++++ Given records

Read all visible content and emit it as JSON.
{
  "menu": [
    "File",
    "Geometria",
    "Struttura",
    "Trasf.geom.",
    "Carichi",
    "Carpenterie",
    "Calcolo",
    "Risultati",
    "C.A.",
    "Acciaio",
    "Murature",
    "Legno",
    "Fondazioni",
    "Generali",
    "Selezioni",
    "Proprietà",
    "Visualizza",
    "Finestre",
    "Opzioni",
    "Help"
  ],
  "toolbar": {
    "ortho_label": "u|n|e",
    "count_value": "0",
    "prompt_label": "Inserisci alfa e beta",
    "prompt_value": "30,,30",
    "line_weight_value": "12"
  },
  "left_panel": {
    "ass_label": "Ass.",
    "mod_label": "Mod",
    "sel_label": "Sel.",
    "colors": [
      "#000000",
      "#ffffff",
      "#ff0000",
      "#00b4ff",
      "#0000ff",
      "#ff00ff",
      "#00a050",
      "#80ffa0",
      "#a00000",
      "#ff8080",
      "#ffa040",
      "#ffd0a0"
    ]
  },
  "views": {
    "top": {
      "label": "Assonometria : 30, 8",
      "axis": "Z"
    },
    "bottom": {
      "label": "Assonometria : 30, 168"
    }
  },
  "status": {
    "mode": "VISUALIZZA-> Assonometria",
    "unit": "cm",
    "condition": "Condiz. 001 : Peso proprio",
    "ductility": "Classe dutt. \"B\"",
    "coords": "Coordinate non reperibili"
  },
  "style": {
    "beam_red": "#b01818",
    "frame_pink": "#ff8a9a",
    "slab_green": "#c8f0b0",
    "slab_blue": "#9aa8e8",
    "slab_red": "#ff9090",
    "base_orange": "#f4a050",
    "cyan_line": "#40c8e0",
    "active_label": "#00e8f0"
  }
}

++++++++

Challenge:
Each of the records should be retyped exactly.

Complete answer:
Read all visible content and emit it as JSON.
{
  "menu": [
    "File",
    "Geometria",
    "Struttura",
    "Trasf.geom.",
    "Carichi",
    "Carpenterie",
    "Calcolo",
    "Risultati",
    "C.A.",
    "Acciaio",
    "Murature",
    "Legno",
    "Fondazioni",
    "Generali",
    "Selezioni",
    "Proprietà",
    "Visualizza",
    "Finestre",
    "Opzioni",
    "Help"
  ],
  "toolbar": {
    "ortho_label": "u|n|e",
    "count_value": "0",
    "prompt_label": "Inserisci alfa e beta",
    "prompt_value": "30,,30",
    "line_weight_value": "12"
  },
  "left_panel": {
    "ass_label": "Ass.",
    "mod_label": "Mod",
    "sel_label": "Sel.",
    "colors": [
      "#000000",
      "#ffffff",
      "#ff0000",
      "#00b4ff",
      "#0000ff",
      "#ff00ff",
      "#00a050",
      "#80ffa0",
      "#a00000",
      "#ff8080",
      "#ffa040",
      "#ffd0a0"
    ]
  },
  "views": {
    "top": {
      "label": "Assonometria : 30, 8",
      "axis": "Z"
    },
    "bottom": {
      "label": "Assonometria : 30, 168"
    }
  },
  "status": {
    "mode": "VISUALIZZA-> Assonometria",
    "unit": "cm",
    "condition": "Condiz. 001 : Peso proprio",
    "ductility": "Classe dutt. \"B\"",
    "coords": "Coordinate non reperibili"
  },
  "style": {
    "beam_red": "#b01818",
    "frame_pink": "#ff8a9a",
    "slab_green": "#c8f0b0",
    "slab_blue": "#9aa8e8",
    "slab_red": "#ff9090",
    "base_orange": "#f4a050",
    "cyan_line": "#40c8e0",
    "active_label": "#00e8f0"
  }
}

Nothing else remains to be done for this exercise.